Stored dataset items:
[Begin]
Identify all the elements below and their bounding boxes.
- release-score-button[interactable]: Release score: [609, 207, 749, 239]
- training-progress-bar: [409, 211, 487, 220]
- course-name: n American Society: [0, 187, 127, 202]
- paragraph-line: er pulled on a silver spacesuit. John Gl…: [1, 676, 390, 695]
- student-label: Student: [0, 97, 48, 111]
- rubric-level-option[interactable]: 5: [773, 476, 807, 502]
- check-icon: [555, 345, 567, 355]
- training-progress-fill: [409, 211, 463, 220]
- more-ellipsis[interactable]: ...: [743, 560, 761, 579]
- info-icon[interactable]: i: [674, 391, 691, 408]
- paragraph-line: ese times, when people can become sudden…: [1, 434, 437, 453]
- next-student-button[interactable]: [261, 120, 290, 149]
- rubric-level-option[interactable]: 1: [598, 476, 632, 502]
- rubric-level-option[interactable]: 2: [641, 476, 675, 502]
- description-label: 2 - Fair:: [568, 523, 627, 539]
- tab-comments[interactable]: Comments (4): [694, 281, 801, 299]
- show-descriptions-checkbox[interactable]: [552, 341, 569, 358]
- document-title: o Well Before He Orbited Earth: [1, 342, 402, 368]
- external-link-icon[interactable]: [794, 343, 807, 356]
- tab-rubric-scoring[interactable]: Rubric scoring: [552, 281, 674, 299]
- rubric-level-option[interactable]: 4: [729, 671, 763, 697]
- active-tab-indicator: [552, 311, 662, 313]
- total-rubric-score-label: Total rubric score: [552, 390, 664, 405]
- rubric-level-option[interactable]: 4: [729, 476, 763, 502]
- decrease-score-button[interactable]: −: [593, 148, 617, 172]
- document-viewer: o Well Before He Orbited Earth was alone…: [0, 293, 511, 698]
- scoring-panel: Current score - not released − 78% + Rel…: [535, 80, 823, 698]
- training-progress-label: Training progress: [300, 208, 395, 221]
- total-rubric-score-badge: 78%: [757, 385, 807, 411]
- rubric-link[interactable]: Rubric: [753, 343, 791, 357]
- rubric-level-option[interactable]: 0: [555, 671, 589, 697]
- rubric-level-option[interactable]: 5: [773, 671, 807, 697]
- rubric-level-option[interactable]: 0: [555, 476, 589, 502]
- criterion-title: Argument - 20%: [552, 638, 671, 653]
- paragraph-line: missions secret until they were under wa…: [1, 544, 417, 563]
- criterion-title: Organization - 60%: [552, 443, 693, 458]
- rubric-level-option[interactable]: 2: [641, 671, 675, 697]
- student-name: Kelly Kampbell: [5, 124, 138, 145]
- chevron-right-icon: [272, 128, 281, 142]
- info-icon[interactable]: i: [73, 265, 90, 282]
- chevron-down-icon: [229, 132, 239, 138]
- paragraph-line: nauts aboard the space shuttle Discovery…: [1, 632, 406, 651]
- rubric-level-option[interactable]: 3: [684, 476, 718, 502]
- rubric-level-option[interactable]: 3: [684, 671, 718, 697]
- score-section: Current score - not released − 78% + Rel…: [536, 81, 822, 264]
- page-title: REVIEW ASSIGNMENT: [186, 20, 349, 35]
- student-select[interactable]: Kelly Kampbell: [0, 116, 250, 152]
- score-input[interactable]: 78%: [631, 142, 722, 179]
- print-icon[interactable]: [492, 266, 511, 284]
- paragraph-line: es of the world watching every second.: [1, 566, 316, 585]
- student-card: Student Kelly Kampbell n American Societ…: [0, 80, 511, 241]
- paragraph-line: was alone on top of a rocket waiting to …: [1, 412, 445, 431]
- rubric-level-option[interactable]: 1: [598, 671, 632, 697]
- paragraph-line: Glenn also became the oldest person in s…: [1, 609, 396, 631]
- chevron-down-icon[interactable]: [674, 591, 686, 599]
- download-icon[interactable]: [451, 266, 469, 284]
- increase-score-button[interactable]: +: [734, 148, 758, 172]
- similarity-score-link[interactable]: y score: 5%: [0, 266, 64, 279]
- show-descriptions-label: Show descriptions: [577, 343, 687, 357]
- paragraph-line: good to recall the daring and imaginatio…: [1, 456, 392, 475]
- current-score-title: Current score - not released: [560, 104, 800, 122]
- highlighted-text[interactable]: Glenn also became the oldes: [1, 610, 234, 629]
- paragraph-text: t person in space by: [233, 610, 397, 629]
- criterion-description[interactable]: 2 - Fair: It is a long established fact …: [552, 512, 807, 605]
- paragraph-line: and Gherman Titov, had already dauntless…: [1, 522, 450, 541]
[End]
Format the records above as a JSON list of strings, with one string for each line and no blank lines included.

[
  "Identify all the elements below and their bounding boxes.",
  "- release-score-button[interactable]: Release score: [609, 207, 749, 239]",
  "- training-progress-bar: [409, 211, 487, 220]",
  "- course-name: n American Society: [0, 187, 127, 202]",
  "- paragraph-line: er pulled on a silver spacesuit. John Gl…: [1, 676, 390, 695]",
  "- student-label: Student: [0, 97, 48, 111]",
  "- rubric-level-option[interactable]: 5: [773, 476, 807, 502]",
  "- check-icon: [555, 345, 567, 355]",
  "- training-progress-fill: [409, 211, 463, 220]",
  "- more-ellipsis[interactable]: ...: [743, 560, 761, 579]",
  "- info-icon[interactable]: i: [674, 391, 691, 408]",
  "- paragraph-line: ese times, when people can become sudden…: [1, 434, 437, 453]",
  "- next-student-button[interactable]: [261, 120, 290, 149]",
  "- rubric-level-option[interactable]: 1: [598, 476, 632, 502]",
  "- rubric-level-option[interactable]: 2: [641, 476, 675, 502]",
  "- description-label: 2 - Fair:: [568, 523, 627, 539]",
  "- tab-comments[interactable]: Comments (4): [694, 281, 801, 299]",
  "- show-descriptions-checkbox[interactable]: [552, 341, 569, 358]",
  "- document-title: o Well Before He Orbited Earth: [1, 342, 402, 368]",
  "- external-link-icon[interactable]: [794, 343, 807, 356]",
  "- tab-rubric-scoring[interactable]: Rubric scoring: [552, 281, 674, 299]",
  "- rubric-level-option[interactable]: 4: [729, 671, 763, 697]",
  "- active-tab-indicator: [552, 311, 662, 313]",
  "- total-rubric-score-label: Total rubric score: [552, 390, 664, 405]",
  "- rubric-level-option[interactable]: 4: [729, 476, 763, 502]",
  "- decrease-score-button[interactable]: −: [593, 148, 617, 172]",
  "- document-viewer: o Well Before He Orbited Earth was alone…: [0, 293, 511, 698]",
  "- scoring-panel: Current score - not released − 78% + Rel…: [535, 80, 823, 698]",
  "- training-progress-label: Training progress: [300, 208, 395, 221]",
  "- total-rubric-score-badge: 78%: [757, 385, 807, 411]",
  "- rubric-link[interactable]: Rubric: [753, 343, 791, 357]",
  "- rubric-level-option[interactable]: 0: [555, 671, 589, 697]",
  "- rubric-level-option[interactable]: 5: [773, 671, 807, 697]",
  "- rubric-level-option[interactable]: 0: [555, 476, 589, 502]",
  "- criterion-title: Argument - 20%: [552, 638, 671, 653]",
  "- paragraph-line: missions secret until they were under wa…: [1, 544, 417, 563]",
  "- criterion-title: Organization - 60%: [552, 443, 693, 458]",
  "- rubric-level-option[interactable]: 2: [641, 671, 675, 697]",
  "- student-name: Kelly Kampbell: [5, 124, 138, 145]",
  "- chevron-right-icon: [272, 128, 281, 142]",
  "- info-icon[interactable]: i: [73, 265, 90, 282]",
  "- chevron-down-icon: [229, 132, 239, 138]",
  "- paragraph-line: nauts aboard the space shuttle Discovery…: [1, 632, 406, 651]",
  "- rubric-level-option[interactable]: 3: [684, 476, 718, 502]",
  "- rubric-level-option[interactable]: 3: [684, 671, 718, 697]",
  "- score-section: Current score - not released − 78% + Rel…: [536, 81, 822, 264]",
  "- page-title: REVIEW ASSIGNMENT: [186, 20, 349, 35]",
  "- student-select[interactable]: Kelly Kampbell: [0, 116, 250, 152]",
  "- score-input[interactable]: 78%: [631, 142, 722, 179]",
  "- print-icon[interactable]: [492, 266, 511, 284]",
  "- paragraph-line: es of the world watching every second.: [1, 566, 316, 585]",
  "- student-card: Student Kelly Kampbell n American Societ…: [0, 80, 511, 241]",
  "- paragraph-line: was alone on top of a rocket waiting to …: [1, 412, 445, 431]",
  "- rubric-level-option[interactable]: 1: [598, 671, 632, 697]",
  "- paragraph-line: Glenn also became the oldest person in s…: [1, 609, 396, 631]",
  "- chevron-down-icon[interactable]: [674, 591, 686, 599]",
  "- download-icon[interactable]: [451, 266, 469, 284]",
  "- increase-score-button[interactable]: +: [734, 148, 758, 172]",
  "- similarity-score-link[interactable]: y score: 5%: [0, 266, 64, 279]",
  "- show-descriptions-label: Show descriptions: [577, 343, 687, 357]",
  "- paragraph-line: good to recall the daring and imaginatio…: [1, 456, 392, 475]",
  "- current-score-title: Current score - not released: [560, 104, 800, 122]",
  "- highlighted-text[interactable]: Glenn also became the oldes: [1, 610, 234, 629]",
  "- paragraph-text: t person in space by: [233, 610, 397, 629]",
  "- criterion-description[interactable]: 2 - Fair: It is a long established fact …: [552, 512, 807, 605]",
  "- paragraph-line: and Gherman Titov, had already dauntless…: [1, 522, 450, 541]"
]